WHAT IS NEEDED ▸ What is the number of lines in this data that contain the word "title"? Give the number alone.

EXERCISE MATERIAL ▸
=======

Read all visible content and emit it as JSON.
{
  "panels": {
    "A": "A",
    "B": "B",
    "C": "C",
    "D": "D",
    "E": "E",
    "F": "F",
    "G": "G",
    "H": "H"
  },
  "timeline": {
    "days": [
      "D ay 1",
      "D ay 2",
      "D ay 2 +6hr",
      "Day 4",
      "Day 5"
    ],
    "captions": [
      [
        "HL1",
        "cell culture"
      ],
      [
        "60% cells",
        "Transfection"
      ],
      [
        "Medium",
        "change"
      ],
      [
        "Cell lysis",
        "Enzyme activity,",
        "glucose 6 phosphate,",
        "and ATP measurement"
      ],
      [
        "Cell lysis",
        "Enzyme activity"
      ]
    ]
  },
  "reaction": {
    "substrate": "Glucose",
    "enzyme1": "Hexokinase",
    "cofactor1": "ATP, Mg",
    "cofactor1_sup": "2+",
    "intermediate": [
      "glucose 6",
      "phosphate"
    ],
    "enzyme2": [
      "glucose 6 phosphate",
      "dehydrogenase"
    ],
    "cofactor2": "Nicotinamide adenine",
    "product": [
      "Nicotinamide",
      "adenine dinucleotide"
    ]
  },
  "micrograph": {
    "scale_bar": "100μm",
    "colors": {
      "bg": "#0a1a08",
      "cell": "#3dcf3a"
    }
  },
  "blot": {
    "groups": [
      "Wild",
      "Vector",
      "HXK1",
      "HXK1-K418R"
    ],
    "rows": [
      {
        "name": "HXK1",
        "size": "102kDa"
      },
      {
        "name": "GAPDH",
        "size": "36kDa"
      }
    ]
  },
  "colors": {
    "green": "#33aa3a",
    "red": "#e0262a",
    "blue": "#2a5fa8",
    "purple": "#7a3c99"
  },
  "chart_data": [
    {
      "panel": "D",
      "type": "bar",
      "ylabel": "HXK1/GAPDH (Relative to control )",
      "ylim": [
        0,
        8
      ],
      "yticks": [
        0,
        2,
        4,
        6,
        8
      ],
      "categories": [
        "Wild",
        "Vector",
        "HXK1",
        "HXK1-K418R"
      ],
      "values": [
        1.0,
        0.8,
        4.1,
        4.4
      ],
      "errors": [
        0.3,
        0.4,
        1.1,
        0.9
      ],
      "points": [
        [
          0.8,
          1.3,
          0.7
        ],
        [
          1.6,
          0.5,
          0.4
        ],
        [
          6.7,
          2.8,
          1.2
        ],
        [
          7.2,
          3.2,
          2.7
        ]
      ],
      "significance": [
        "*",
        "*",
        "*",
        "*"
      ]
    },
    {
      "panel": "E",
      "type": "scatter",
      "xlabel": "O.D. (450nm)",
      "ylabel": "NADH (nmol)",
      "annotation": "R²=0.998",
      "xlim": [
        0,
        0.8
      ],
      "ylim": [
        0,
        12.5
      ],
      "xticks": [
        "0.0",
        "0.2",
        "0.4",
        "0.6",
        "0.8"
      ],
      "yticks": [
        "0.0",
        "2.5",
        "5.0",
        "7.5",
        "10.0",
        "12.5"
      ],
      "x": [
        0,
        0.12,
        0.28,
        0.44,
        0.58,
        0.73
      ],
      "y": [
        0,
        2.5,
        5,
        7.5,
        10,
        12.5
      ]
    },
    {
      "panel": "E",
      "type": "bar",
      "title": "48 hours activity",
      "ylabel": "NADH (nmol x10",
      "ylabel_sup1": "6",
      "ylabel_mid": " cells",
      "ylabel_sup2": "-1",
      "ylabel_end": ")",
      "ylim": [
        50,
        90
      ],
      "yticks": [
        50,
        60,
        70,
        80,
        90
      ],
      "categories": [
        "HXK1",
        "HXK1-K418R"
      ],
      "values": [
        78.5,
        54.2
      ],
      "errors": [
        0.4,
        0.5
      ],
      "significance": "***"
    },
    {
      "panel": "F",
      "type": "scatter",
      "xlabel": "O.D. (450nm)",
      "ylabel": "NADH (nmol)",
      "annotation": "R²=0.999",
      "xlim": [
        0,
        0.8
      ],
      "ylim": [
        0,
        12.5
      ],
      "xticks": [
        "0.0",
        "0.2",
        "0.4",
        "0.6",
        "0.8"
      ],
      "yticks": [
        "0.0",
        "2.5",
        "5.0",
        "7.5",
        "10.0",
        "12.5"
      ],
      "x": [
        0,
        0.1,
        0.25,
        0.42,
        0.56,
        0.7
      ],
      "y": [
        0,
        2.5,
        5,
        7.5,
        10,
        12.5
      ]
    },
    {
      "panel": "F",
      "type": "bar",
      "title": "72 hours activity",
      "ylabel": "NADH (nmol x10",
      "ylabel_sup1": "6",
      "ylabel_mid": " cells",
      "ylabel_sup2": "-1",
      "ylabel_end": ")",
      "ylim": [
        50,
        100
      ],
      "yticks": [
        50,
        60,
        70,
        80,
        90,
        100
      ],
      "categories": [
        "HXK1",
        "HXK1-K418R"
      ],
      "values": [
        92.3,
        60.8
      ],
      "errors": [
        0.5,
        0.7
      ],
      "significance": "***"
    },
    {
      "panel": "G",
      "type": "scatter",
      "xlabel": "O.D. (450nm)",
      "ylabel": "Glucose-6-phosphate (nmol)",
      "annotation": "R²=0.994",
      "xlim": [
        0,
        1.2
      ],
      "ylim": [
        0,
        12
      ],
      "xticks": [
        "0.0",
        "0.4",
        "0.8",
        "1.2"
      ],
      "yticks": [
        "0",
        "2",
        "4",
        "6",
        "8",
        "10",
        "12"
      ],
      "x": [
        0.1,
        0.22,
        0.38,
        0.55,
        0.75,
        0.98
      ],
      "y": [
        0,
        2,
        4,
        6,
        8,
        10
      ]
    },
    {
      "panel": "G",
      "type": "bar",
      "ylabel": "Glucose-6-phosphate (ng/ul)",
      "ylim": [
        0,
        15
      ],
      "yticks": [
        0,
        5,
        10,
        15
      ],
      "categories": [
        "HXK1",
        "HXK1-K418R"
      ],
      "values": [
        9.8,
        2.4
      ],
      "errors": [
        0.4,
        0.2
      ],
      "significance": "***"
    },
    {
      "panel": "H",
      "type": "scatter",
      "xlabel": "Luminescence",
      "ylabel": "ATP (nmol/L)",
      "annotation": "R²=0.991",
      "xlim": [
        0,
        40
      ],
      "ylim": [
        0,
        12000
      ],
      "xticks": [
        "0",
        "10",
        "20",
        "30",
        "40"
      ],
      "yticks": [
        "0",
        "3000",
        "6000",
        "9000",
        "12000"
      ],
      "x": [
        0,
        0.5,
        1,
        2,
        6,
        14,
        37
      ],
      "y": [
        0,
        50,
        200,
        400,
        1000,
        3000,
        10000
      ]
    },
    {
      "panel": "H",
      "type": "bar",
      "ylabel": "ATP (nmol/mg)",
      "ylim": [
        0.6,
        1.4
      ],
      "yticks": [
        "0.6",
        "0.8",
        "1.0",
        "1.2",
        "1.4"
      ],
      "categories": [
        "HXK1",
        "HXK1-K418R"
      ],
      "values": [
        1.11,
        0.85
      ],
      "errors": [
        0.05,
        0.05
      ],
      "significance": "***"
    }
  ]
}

=======

EXPECTED ANSWER ▸ 2